* _Problem requirements_
Skip every picture, then write out exactly the lines of the listing below from the line that contains "Read out every word on this page." through the final line.
* START *
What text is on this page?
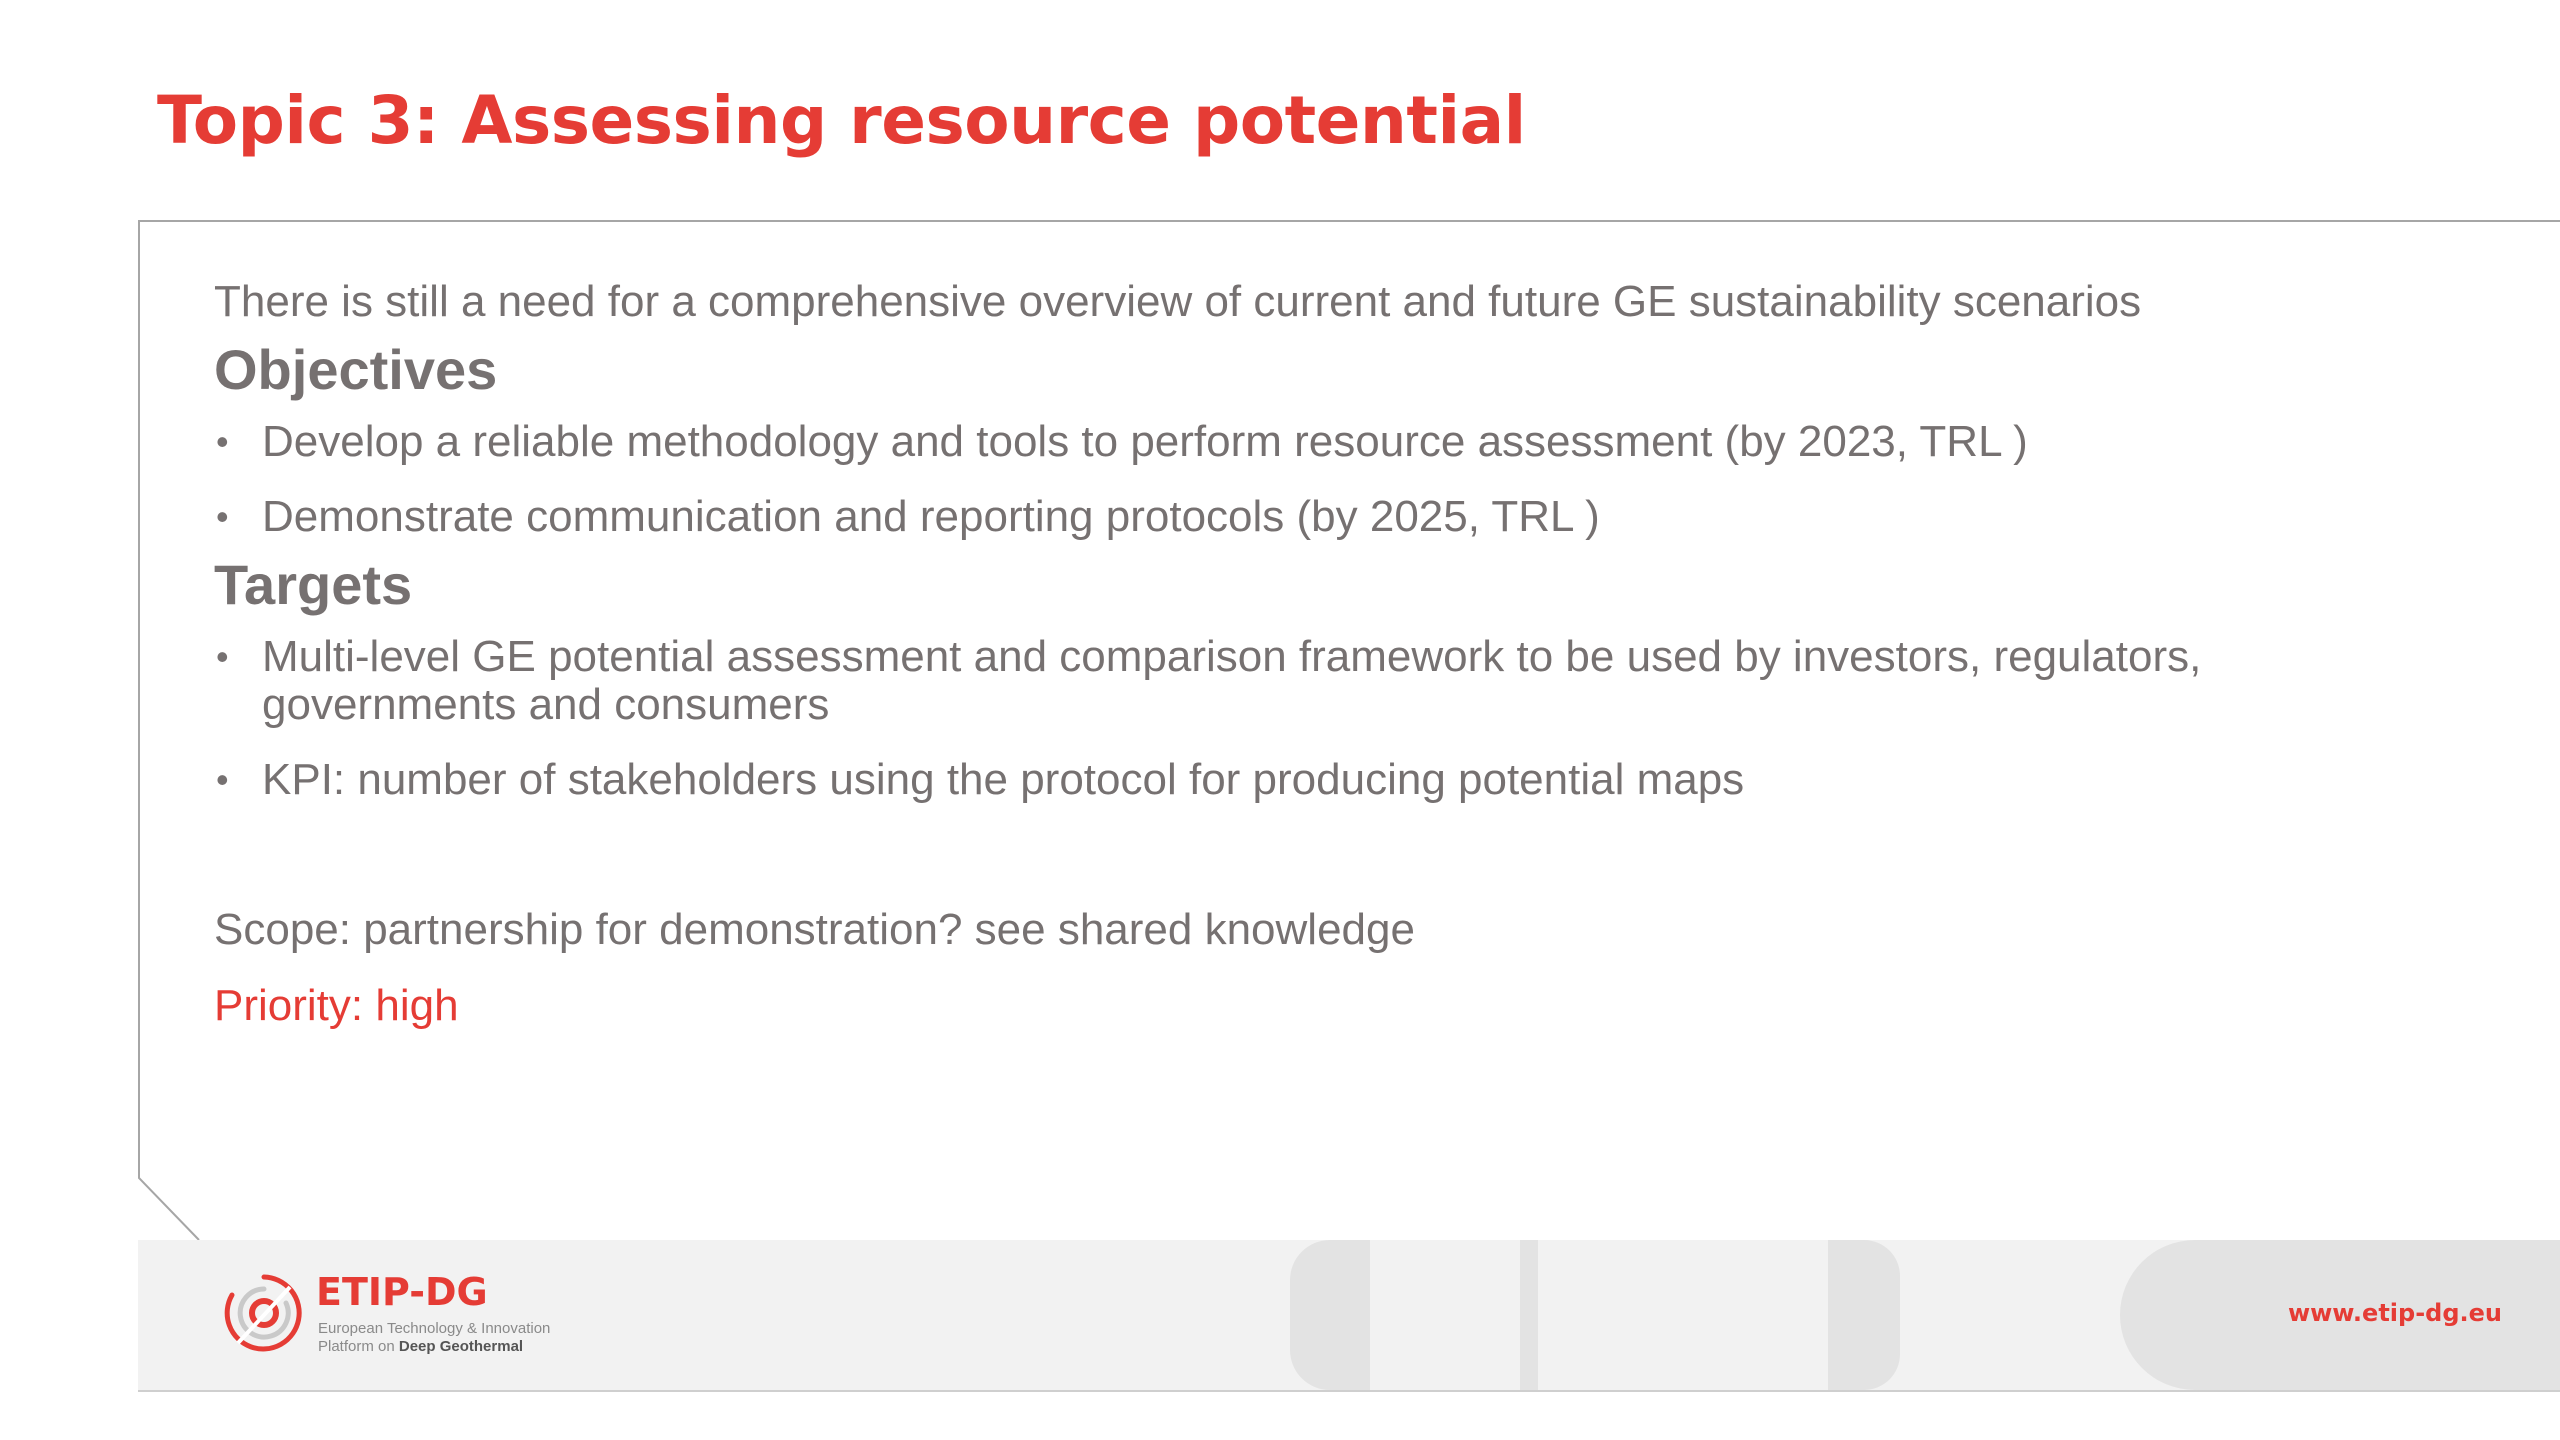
Topic 3: Assessing resource potential

There is still a need for a comprehensive overview of current and future GE sustainability scenarios

Objectives
• Develop a reliable methodology and tools to perform resource assessment (by 2023, TRL )
• Demonstrate communication and reporting protocols (by 2025, TRL )
Targets
• Multi-level GE potential assessment and comparison framework to be used by investors, regulators, governments and consumers
• KPI: number of stakeholders using the protocol for producing potential maps

Scope: partnership for demonstration? see shared knowledge

Priority: high

ETIP-DG
European Technology & Innovation
Platform on Deep Geothermal
www.etip-dg.eu
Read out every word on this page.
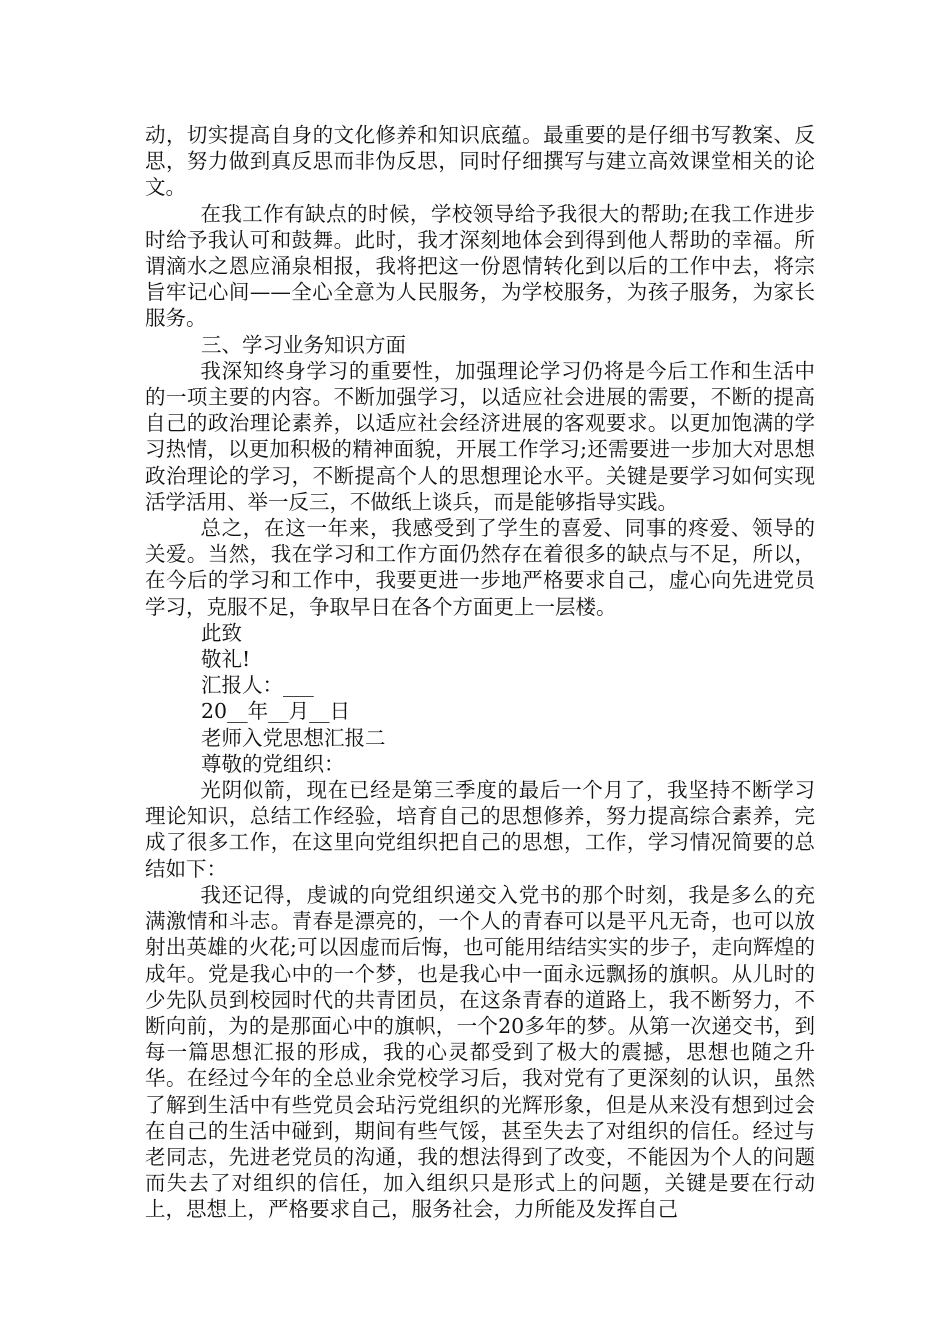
动，切实提高自身的文化修养和知识底蕴。最重要的是仔细书写教案、反思，努力做到真反思而非伪反思，同时仔细撰写与建立高效课堂相关的论文。

在我工作有缺点的时候，学校领导给予我很大的帮助;在我工作进步时给予我认可和鼓舞。此时，我才深刻地体会到得到他人帮助的幸福。所谓滴水之恩应涌泉相报，我将把这一份恩情转化到以后的工作中去，将宗旨牢记心间——全心全意为人民服务，为学校服务，为孩子服务，为家长服务。

三、学习业务知识方面

我深知终身学习的重要性，加强理论学习仍将是今后工作和生活中的一项主要的内容。不断加强学习，以适应社会进展的需要，不断的提高自己的政治理论素养，以适应社会经济进展的客观要求。以更加饱满的学习热情，以更加积极的精神面貌，开展工作学习;还需要进一步加大对思想政治理论的学习，不断提高个人的思想理论水平。关键是要学习如何实现活学活用、举一反三，不做纸上谈兵，而是能够指导实践。

总之，在这一年来，我感受到了学生的喜爱、同事的疼爱、领导的关爱。当然，我在学习和工作方面仍然存在着很多的缺点与不足，所以，在今后的学习和工作中，我要更进一步地严格要求自己，虚心向先进党员学习，克服不足，争取早日在各个方面更上一层楼。

此致

敬礼!

汇报人：___

20__年__月__日

老师入党思想汇报二

尊敬的党组织：

光阴似箭，现在已经是第三季度的最后一个月了，我坚持不断学习理论知识，总结工作经验，培育自己的思想修养，努力提高综合素养，完成了很多工作，在这里向党组织把自己的思想，工作，学习情况简要的总结如下：

我还记得，虔诚的向党组织递交入党书的那个时刻，我是多么的充满激情和斗志。青春是漂亮的，一个人的青春可以是平凡无奇，也可以放射出英雄的火花;可以因虚而后悔，也可能用结结实实的步子，走向辉煌的成年。党是我心中的一个梦，也是我心中一面永远飘扬的旗帜。从儿时的少先队员到校园时代的共青团员，在这条青春的道路上，我不断努力，不断向前，为的是那面心中的旗帜，一个20多年的梦。从第一次递交书，到每一篇思想汇报的形成，我的心灵都受到了极大的震撼，思想也随之升华。在经过今年的全总业余党校学习后，我对党有了更深刻的认识，虽然了解到生活中有些党员会玷污党组织的光辉形象，但是从来没有想到过会在自己的生活中碰到，期间有些气馁，甚至失去了对组织的信任。经过与老同志，先进老党员的沟通，我的想法得到了改变，不能因为个人的问题而失去了对组织的信任，加入组织只是形式上的问题，关键是要在行动上，思想上，严格要求自己，服务社会，力所能及发挥自己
* END *
* _Exercise answer_
Read out every word on this page.
动，切实提高自身的文化修养和知识底蕴。最重要的是仔细书写教案、反思，努力做到真反思而非伪反思，同时仔细撰写与建立高效课堂相关的论文。

在我工作有缺点的时候，学校领导给予我很大的帮助;在我工作进步时给予我认可和鼓舞。此时，我才深刻地体会到得到他人帮助的幸福。所谓滴水之恩应涌泉相报，我将把这一份恩情转化到以后的工作中去，将宗旨牢记心间——全心全意为人民服务，为学校服务，为孩子服务，为家长服务。

三、学习业务知识方面

我深知终身学习的重要性，加强理论学习仍将是今后工作和生活中的一项主要的内容。不断加强学习，以适应社会进展的需要，不断的提高自己的政治理论素养，以适应社会经济进展的客观要求。以更加饱满的学习热情，以更加积极的精神面貌，开展工作学习;还需要进一步加大对思想政治理论的学习，不断提高个人的思想理论水平。关键是要学习如何实现活学活用、举一反三，不做纸上谈兵，而是能够指导实践。

总之，在这一年来，我感受到了学生的喜爱、同事的疼爱、领导的关爱。当然，我在学习和工作方面仍然存在着很多的缺点与不足，所以，在今后的学习和工作中，我要更进一步地严格要求自己，虚心向先进党员学习，克服不足，争取早日在各个方面更上一层楼。

此致

敬礼!

汇报人：___

20__年__月__日

老师入党思想汇报二

尊敬的党组织：

光阴似箭，现在已经是第三季度的最后一个月了，我坚持不断学习理论知识，总结工作经验，培育自己的思想修养，努力提高综合素养，完成了很多工作，在这里向党组织把自己的思想，工作，学习情况简要的总结如下：

我还记得，虔诚的向党组织递交入党书的那个时刻，我是多么的充满激情和斗志。青春是漂亮的，一个人的青春可以是平凡无奇，也可以放射出英雄的火花;可以因虚而后悔，也可能用结结实实的步子，走向辉煌的成年。党是我心中的一个梦，也是我心中一面永远飘扬的旗帜。从儿时的少先队员到校园时代的共青团员，在这条青春的道路上，我不断努力，不断向前，为的是那面心中的旗帜，一个20多年的梦。从第一次递交书，到每一篇思想汇报的形成，我的心灵都受到了极大的震撼，思想也随之升华。在经过今年的全总业余党校学习后，我对党有了更深刻的认识，虽然了解到生活中有些党员会玷污党组织的光辉形象，但是从来没有想到过会在自己的生活中碰到，期间有些气馁，甚至失去了对组织的信任。经过与老同志，先进老党员的沟通，我的想法得到了改变，不能因为个人的问题而失去了对组织的信任，加入组织只是形式上的问题，关键是要在行动上，思想上，严格要求自己，服务社会，力所能及发挥自己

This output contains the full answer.